What to produce — Each line that includes the word "meters" counts once; give the total and nothing more.
====== Supplied material
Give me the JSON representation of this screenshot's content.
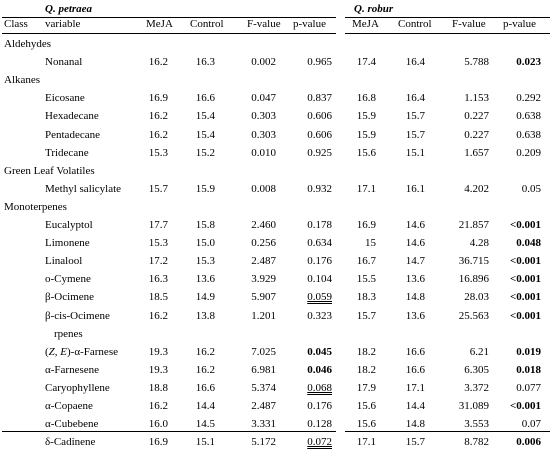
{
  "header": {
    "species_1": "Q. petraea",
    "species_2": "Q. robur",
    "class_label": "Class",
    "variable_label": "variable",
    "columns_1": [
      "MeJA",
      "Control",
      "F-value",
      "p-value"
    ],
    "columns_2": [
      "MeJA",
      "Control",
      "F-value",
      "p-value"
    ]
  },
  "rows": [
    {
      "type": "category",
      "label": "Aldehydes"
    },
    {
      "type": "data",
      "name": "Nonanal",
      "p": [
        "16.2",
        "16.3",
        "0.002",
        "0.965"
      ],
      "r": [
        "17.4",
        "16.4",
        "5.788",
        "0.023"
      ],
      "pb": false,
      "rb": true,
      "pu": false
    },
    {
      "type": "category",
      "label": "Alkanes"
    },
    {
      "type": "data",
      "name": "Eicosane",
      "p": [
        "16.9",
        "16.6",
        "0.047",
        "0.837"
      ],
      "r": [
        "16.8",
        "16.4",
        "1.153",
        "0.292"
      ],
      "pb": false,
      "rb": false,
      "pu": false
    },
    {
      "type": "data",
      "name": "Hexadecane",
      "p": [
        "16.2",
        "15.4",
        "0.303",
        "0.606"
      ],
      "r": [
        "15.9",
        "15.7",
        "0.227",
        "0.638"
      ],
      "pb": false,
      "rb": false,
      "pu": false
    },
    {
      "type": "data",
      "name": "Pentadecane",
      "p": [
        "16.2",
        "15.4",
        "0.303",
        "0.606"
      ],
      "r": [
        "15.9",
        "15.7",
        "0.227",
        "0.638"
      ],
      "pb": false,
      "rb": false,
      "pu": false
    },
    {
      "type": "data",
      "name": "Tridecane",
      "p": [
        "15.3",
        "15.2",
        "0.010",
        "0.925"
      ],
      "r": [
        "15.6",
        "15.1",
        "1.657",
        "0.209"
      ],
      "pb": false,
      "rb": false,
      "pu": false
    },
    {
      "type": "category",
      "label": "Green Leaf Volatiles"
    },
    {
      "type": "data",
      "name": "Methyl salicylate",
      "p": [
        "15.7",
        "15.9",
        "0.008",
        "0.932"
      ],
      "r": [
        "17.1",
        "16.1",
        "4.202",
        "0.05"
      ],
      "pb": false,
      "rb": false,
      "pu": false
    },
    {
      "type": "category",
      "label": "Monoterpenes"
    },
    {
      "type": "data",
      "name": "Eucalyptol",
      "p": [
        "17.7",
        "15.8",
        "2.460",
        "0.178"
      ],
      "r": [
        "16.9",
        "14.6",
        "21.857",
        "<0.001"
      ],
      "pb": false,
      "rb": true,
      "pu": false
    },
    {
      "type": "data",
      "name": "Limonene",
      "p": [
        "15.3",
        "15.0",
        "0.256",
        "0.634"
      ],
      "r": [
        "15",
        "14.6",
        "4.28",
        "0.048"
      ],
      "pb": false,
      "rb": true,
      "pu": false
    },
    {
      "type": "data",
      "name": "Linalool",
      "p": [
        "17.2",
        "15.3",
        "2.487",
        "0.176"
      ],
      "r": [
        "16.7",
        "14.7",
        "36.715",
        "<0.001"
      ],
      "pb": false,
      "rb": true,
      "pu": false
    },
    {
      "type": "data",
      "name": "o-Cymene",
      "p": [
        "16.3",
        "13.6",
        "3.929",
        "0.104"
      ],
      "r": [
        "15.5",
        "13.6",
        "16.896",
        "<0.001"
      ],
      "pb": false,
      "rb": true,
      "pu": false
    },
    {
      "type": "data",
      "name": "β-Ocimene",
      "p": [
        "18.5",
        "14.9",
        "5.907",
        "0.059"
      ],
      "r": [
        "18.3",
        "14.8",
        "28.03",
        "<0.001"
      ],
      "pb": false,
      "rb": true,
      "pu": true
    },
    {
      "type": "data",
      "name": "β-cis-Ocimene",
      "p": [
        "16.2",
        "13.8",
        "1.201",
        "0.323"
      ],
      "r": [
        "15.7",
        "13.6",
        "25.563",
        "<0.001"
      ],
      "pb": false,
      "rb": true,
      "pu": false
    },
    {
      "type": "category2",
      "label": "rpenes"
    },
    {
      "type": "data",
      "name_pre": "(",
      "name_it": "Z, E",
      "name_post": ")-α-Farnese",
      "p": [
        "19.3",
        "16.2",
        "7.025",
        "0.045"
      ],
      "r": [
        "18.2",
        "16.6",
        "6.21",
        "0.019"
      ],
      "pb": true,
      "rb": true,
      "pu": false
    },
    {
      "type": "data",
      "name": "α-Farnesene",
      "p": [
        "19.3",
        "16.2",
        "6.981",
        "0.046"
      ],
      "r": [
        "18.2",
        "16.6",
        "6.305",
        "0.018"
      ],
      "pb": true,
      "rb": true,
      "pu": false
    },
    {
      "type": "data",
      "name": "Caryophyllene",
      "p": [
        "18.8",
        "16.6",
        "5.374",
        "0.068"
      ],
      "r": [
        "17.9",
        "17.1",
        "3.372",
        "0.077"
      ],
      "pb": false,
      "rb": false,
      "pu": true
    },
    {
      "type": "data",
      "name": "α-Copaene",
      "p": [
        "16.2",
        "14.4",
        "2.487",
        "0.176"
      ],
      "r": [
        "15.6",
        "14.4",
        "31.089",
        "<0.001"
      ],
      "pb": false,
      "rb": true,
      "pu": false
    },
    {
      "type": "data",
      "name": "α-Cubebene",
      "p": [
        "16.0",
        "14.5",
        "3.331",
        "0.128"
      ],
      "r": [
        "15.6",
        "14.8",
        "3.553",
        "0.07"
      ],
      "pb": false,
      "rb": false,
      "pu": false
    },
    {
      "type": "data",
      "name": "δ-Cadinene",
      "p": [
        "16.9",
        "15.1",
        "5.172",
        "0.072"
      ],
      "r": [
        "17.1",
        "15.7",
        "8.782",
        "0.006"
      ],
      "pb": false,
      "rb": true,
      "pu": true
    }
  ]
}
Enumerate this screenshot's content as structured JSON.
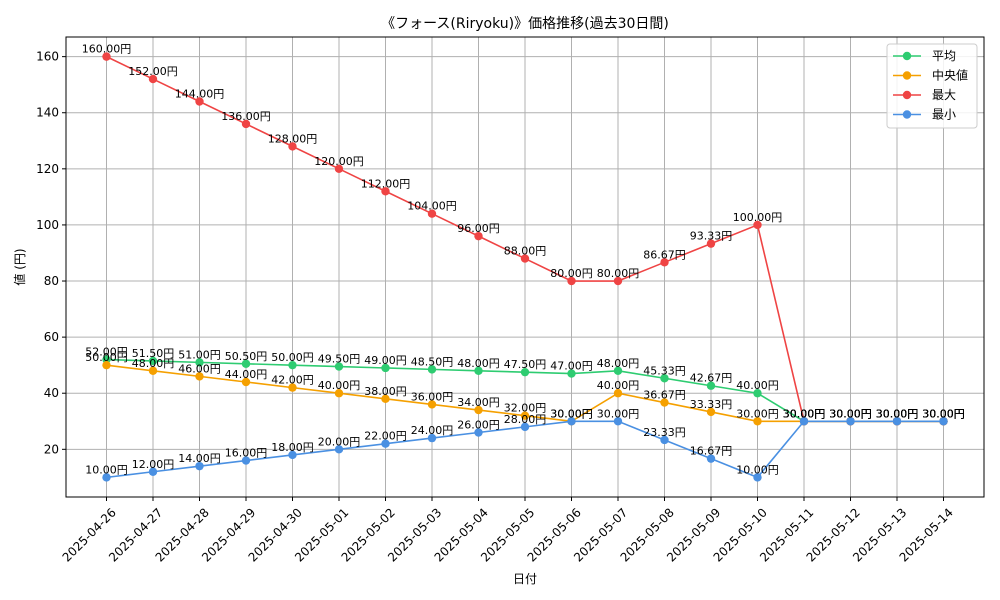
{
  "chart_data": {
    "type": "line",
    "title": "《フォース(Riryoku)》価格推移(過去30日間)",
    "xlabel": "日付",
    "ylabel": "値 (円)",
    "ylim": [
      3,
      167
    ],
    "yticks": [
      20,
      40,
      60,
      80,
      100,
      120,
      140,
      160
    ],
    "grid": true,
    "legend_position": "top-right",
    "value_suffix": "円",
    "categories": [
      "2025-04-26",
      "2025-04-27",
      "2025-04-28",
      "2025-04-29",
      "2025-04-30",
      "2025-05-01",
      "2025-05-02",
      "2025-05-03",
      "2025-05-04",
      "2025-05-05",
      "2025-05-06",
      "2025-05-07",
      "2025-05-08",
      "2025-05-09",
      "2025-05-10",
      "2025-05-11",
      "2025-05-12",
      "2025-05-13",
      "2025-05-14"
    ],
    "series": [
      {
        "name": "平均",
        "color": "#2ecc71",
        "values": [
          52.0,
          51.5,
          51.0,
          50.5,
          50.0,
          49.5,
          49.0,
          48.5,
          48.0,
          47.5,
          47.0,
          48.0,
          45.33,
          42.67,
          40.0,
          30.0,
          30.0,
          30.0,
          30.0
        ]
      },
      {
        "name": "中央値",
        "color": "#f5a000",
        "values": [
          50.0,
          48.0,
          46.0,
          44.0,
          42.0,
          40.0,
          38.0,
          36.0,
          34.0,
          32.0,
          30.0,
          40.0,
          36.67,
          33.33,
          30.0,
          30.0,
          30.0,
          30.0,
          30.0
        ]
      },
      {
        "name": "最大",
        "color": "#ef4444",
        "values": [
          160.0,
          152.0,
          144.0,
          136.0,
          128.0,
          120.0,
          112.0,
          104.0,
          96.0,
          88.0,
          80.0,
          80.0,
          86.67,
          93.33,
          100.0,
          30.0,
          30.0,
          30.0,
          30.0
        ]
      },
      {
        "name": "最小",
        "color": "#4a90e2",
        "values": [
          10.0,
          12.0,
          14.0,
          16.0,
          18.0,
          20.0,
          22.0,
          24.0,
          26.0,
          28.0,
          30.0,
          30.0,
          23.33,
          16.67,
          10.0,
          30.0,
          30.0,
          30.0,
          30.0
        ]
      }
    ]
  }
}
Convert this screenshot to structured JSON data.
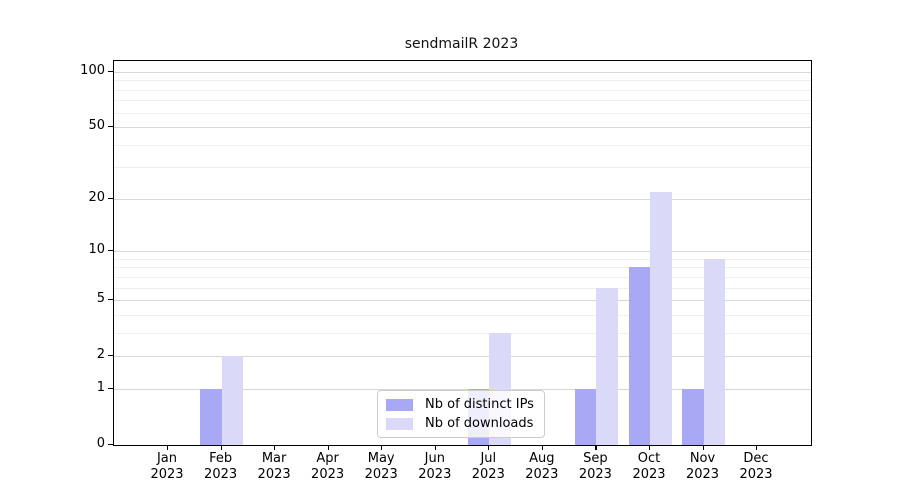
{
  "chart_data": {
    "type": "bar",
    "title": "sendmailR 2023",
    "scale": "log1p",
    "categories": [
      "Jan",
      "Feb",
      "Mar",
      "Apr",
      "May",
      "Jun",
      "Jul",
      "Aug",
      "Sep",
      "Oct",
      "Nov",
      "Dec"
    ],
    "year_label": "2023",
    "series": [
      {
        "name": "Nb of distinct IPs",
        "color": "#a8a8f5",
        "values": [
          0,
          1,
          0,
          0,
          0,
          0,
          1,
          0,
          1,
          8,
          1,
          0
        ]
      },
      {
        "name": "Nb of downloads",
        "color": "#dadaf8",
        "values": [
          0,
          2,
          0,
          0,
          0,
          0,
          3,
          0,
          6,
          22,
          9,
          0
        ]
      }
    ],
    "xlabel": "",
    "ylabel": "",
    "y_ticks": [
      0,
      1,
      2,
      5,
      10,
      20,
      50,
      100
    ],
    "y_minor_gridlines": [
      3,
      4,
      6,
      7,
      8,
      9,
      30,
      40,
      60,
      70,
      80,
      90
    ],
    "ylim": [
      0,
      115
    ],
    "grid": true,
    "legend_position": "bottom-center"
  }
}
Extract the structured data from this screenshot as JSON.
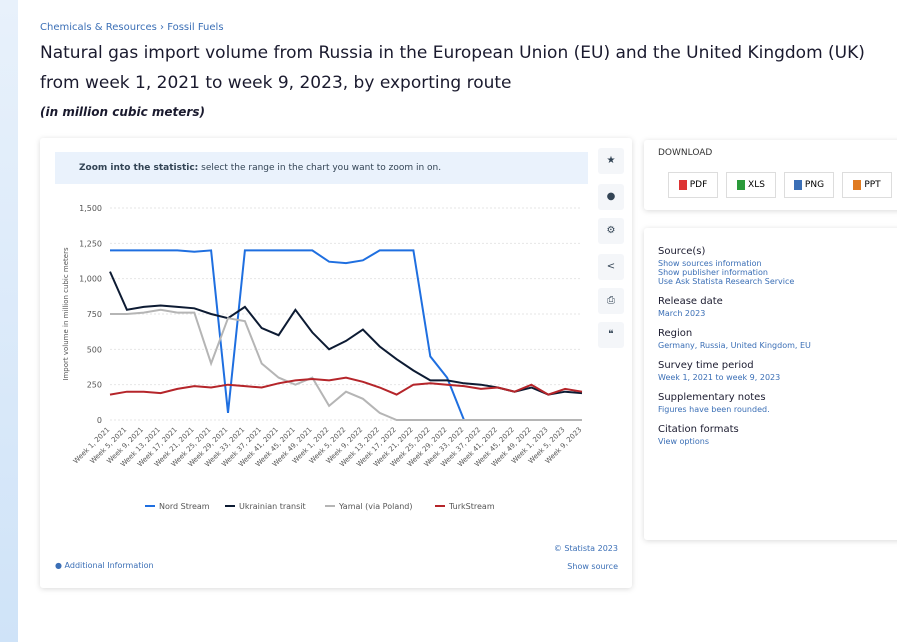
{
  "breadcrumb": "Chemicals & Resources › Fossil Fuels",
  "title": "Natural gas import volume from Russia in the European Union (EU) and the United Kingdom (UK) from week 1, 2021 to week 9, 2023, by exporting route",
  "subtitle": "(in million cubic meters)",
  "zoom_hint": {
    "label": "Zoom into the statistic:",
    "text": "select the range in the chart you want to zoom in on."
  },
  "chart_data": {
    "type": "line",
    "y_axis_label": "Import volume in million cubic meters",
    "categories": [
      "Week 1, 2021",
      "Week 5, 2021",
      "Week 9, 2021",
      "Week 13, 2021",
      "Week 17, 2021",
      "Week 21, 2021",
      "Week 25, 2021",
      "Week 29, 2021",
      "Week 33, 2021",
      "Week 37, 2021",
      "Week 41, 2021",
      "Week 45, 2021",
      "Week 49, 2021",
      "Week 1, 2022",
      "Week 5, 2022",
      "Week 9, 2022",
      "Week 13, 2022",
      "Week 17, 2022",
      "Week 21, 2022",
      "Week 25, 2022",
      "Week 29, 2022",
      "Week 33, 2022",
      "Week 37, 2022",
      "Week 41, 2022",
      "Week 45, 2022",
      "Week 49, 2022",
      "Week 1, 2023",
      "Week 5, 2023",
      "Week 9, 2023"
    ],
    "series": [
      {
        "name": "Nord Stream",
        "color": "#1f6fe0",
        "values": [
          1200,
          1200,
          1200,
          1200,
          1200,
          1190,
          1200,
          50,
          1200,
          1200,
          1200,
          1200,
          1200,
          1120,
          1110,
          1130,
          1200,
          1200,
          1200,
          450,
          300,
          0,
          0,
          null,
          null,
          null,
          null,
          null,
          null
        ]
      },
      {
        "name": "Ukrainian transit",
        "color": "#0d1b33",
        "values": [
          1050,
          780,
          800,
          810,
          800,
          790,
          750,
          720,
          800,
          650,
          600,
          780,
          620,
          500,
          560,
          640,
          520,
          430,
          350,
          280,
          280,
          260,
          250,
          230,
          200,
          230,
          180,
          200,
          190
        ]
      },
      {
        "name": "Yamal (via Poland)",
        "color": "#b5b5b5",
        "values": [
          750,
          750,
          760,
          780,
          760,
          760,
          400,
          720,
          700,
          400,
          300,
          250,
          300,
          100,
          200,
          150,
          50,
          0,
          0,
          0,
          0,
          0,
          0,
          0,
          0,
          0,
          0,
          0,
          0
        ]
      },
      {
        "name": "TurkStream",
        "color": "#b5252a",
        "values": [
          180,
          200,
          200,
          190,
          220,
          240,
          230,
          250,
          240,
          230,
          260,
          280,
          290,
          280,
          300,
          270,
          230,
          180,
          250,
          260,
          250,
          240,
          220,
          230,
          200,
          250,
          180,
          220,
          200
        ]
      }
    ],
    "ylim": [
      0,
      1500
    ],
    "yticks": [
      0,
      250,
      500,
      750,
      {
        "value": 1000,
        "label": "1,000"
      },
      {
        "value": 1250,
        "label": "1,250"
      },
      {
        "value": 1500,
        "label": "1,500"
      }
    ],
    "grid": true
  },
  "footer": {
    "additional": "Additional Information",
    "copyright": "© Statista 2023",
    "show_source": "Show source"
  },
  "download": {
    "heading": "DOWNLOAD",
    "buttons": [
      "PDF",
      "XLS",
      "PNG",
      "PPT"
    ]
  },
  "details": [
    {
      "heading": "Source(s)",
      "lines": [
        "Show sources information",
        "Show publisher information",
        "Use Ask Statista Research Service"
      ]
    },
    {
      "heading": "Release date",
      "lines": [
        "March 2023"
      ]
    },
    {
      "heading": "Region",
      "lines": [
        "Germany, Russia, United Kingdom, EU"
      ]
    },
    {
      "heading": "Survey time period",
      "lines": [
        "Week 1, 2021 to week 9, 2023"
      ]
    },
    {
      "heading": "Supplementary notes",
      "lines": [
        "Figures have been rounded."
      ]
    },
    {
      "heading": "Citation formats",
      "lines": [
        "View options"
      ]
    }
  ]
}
============
Solved problem — 2